Instructions for the task:
Examine the records and identify each line that includes the string "perusahaan". Copy those lines.

********************

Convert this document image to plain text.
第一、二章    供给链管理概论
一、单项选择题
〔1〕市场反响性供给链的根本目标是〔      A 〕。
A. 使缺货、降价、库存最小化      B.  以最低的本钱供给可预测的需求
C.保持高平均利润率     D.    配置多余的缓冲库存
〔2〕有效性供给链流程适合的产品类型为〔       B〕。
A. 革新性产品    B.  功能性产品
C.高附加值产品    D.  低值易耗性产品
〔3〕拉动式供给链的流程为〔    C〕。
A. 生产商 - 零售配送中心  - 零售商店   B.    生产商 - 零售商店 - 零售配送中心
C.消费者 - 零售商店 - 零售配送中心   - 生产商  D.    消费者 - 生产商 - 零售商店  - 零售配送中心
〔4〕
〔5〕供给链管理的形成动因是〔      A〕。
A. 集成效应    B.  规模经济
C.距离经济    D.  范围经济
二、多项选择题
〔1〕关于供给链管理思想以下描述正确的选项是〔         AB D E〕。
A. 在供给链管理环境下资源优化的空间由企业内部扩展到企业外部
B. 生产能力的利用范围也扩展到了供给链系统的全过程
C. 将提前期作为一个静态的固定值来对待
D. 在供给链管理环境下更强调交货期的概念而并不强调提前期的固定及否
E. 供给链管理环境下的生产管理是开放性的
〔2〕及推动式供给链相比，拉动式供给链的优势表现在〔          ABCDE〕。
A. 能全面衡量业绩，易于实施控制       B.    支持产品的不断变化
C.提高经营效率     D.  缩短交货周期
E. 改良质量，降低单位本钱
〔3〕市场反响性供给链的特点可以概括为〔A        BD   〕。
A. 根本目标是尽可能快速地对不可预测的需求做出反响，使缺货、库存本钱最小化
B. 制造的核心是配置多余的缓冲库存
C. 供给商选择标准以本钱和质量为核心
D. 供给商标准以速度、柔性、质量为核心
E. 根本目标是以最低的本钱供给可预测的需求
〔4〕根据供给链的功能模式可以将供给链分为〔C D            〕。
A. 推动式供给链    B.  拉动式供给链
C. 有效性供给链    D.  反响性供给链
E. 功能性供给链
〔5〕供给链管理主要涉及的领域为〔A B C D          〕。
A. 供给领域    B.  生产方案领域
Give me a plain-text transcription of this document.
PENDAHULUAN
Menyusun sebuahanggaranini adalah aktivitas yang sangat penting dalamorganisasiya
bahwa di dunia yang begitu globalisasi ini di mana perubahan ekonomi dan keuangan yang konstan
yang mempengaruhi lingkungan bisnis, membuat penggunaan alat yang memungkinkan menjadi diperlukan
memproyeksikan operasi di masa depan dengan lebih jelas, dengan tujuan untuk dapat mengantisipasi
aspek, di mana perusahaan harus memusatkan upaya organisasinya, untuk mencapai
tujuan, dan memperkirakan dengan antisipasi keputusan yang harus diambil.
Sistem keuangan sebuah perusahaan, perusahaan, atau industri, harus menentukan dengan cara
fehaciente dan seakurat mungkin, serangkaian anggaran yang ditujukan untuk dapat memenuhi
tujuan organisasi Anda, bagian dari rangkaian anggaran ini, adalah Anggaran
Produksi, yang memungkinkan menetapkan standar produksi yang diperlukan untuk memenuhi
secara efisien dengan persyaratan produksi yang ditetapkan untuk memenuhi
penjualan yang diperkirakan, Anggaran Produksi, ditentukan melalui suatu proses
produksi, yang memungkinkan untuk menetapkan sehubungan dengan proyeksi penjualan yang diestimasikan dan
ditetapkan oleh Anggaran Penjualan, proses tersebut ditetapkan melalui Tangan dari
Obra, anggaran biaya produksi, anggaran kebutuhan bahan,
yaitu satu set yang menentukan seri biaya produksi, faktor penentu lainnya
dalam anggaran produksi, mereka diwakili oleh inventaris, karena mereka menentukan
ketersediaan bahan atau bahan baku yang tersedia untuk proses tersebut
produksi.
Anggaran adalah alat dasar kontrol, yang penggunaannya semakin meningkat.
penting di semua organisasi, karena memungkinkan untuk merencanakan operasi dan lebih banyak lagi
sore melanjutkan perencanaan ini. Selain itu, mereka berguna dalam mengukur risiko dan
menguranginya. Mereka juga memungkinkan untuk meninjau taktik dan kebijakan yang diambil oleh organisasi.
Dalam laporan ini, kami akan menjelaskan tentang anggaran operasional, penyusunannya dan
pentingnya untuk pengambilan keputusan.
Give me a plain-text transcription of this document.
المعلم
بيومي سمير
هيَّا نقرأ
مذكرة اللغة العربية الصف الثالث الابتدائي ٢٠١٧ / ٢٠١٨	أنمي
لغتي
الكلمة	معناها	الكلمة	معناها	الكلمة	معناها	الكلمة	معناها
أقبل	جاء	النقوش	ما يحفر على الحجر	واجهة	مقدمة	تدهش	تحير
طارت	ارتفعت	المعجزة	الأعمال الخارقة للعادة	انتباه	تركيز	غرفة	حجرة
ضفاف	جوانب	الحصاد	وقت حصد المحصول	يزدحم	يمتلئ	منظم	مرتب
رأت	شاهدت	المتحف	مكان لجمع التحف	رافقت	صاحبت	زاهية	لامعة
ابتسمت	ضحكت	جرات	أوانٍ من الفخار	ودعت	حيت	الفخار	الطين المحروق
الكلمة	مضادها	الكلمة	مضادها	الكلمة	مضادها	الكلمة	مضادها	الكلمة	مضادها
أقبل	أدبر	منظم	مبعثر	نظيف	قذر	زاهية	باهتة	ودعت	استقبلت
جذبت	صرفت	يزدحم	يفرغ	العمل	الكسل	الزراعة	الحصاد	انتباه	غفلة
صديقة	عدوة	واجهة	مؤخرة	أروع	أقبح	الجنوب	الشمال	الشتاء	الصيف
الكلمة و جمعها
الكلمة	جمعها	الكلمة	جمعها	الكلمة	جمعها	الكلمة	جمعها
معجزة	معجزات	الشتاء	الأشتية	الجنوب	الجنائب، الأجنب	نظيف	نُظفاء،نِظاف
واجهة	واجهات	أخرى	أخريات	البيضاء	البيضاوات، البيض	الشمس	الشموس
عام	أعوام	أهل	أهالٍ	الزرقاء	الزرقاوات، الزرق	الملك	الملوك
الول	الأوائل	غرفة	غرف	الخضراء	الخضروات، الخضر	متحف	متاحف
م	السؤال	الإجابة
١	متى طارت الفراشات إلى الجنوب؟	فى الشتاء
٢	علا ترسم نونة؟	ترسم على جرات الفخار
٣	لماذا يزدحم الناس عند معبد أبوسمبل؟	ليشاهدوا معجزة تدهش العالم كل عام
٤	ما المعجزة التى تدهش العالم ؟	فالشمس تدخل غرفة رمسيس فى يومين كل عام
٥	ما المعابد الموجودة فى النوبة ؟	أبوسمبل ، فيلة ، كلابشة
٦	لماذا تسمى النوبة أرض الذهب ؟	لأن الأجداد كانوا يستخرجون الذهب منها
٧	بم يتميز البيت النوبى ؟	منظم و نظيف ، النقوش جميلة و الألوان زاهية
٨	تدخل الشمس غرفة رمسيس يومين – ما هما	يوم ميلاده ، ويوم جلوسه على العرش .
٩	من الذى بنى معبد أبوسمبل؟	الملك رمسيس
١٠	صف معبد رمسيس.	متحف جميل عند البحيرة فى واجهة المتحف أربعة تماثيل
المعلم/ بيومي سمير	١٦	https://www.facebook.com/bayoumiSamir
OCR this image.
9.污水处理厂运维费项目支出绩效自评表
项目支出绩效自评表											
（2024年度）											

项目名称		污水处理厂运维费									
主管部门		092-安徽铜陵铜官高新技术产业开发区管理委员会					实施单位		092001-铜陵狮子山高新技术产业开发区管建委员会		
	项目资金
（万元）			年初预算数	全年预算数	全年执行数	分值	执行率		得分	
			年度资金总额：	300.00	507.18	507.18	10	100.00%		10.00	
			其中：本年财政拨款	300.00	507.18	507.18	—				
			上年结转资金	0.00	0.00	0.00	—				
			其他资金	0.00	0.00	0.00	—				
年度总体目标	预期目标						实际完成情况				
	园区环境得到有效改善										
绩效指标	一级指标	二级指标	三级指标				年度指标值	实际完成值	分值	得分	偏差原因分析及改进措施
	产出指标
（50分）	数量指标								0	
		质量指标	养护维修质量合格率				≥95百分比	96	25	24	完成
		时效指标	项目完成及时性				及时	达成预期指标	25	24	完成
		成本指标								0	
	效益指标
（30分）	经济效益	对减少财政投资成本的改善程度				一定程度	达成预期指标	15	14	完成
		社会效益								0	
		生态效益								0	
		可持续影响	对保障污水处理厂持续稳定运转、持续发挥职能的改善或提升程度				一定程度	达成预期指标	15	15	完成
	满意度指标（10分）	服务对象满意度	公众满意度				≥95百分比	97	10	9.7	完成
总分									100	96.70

********************

Full output:
aspek, di mana perusahaan harus memusatkan upaya organisasinya, untuk mencapai
Sistem keuangan sebuah perusahaan, perusahaan, atau industri, harus menentukan dengan cara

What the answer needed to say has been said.